▼
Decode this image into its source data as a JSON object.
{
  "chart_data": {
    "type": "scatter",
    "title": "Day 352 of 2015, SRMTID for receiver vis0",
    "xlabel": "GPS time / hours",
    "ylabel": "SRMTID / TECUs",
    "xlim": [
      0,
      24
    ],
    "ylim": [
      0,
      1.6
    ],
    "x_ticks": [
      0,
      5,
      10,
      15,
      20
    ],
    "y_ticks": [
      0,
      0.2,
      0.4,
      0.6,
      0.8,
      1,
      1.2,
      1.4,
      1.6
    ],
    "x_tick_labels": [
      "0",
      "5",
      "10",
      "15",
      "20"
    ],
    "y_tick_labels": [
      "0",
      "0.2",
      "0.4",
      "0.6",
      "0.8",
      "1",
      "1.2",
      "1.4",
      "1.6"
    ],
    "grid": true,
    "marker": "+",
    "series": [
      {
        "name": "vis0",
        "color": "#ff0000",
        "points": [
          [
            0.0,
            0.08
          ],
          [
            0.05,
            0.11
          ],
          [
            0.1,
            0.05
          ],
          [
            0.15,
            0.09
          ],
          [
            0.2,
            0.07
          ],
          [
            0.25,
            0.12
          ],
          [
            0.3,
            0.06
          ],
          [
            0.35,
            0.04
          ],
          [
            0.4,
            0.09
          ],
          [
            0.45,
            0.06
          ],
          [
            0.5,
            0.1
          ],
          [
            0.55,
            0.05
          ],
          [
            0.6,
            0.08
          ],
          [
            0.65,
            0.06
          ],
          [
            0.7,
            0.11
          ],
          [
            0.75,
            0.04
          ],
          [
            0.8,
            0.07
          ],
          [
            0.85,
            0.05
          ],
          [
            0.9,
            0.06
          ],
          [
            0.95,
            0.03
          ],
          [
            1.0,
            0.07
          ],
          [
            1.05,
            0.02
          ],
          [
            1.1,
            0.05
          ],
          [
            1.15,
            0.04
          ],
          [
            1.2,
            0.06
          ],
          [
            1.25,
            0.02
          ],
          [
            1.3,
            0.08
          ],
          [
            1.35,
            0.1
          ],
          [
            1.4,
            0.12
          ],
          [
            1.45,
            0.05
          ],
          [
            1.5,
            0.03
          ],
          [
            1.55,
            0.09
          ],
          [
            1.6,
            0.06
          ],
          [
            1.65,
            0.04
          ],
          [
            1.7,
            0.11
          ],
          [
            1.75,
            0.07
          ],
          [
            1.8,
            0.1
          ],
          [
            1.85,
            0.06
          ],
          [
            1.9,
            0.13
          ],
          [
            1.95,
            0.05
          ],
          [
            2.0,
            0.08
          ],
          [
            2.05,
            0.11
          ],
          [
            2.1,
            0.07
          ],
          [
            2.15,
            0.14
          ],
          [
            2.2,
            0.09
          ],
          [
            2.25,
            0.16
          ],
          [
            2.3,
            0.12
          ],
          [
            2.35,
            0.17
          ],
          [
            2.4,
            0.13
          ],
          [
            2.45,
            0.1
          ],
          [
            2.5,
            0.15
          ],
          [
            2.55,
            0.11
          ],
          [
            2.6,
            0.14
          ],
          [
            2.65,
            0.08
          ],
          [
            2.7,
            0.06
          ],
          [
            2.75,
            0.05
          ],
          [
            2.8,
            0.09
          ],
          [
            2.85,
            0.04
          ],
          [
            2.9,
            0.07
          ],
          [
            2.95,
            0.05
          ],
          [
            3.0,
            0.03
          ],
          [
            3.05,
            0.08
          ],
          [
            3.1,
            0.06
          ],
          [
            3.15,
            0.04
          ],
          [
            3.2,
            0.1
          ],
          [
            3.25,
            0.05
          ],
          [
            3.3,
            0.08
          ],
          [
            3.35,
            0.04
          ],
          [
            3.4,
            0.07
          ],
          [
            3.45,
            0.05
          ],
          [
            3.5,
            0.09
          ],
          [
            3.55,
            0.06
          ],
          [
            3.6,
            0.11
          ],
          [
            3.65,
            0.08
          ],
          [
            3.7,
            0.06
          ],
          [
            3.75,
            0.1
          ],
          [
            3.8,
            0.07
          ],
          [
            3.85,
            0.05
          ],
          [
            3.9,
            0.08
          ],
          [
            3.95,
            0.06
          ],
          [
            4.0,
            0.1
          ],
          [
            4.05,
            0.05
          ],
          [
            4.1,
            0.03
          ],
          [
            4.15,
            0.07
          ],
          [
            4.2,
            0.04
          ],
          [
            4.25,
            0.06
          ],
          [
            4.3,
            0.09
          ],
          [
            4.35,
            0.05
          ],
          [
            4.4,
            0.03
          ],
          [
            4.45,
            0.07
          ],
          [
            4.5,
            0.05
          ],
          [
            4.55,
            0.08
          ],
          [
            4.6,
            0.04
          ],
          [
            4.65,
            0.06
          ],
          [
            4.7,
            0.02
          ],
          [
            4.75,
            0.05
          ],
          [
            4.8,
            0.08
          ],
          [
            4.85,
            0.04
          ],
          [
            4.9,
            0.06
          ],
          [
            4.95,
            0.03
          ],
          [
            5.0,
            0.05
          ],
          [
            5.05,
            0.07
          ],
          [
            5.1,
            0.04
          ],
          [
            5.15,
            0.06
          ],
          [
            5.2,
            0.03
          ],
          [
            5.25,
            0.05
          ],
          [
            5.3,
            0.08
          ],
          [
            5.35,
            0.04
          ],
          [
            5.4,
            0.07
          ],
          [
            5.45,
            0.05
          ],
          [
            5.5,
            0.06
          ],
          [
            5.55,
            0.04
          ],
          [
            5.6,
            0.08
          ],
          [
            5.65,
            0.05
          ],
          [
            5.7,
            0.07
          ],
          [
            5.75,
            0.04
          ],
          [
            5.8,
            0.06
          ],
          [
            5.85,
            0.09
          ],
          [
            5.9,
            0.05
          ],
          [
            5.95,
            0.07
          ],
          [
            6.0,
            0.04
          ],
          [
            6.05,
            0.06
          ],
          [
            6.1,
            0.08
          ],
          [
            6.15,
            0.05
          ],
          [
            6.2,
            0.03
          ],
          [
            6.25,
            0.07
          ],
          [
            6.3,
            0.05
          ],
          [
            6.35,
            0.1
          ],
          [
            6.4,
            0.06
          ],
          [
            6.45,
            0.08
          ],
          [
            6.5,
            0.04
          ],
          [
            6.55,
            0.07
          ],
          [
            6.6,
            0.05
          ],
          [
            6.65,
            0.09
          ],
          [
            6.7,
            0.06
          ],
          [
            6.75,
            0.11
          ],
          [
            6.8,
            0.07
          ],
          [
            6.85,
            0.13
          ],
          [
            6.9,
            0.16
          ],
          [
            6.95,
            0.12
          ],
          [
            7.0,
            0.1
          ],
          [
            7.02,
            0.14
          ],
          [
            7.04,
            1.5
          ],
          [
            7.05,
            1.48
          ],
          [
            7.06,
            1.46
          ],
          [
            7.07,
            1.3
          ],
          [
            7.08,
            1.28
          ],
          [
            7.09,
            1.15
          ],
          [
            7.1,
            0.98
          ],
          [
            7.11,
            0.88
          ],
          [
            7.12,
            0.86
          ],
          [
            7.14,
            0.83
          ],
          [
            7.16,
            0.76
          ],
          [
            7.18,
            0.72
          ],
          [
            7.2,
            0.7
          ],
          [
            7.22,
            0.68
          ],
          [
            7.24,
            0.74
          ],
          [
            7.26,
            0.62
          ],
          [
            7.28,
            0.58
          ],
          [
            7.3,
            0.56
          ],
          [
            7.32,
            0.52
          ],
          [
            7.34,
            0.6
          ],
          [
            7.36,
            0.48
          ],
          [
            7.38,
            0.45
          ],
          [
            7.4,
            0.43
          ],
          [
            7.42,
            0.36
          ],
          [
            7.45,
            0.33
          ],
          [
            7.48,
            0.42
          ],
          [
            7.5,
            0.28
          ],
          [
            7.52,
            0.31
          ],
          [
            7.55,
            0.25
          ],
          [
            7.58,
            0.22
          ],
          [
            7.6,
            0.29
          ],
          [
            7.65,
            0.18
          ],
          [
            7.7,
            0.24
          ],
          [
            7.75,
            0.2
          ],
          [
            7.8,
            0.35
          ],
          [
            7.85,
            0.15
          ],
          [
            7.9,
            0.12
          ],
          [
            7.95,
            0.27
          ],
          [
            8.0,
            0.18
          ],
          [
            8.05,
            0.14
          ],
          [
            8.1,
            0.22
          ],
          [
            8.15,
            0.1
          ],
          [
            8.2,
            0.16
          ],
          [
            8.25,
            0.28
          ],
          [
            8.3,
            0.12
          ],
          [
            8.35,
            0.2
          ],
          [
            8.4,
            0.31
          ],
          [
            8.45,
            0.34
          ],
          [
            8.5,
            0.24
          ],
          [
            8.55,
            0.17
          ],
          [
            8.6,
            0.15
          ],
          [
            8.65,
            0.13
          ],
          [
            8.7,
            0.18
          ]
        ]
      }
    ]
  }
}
▲
- **Instructions to follow**
Find each line holding the string "SRMTID" and copy it out.

- **Full output**
    "title": "Day 352 of 2015, SRMTID for receiver vis0",
    "ylabel": "SRMTID / TECUs",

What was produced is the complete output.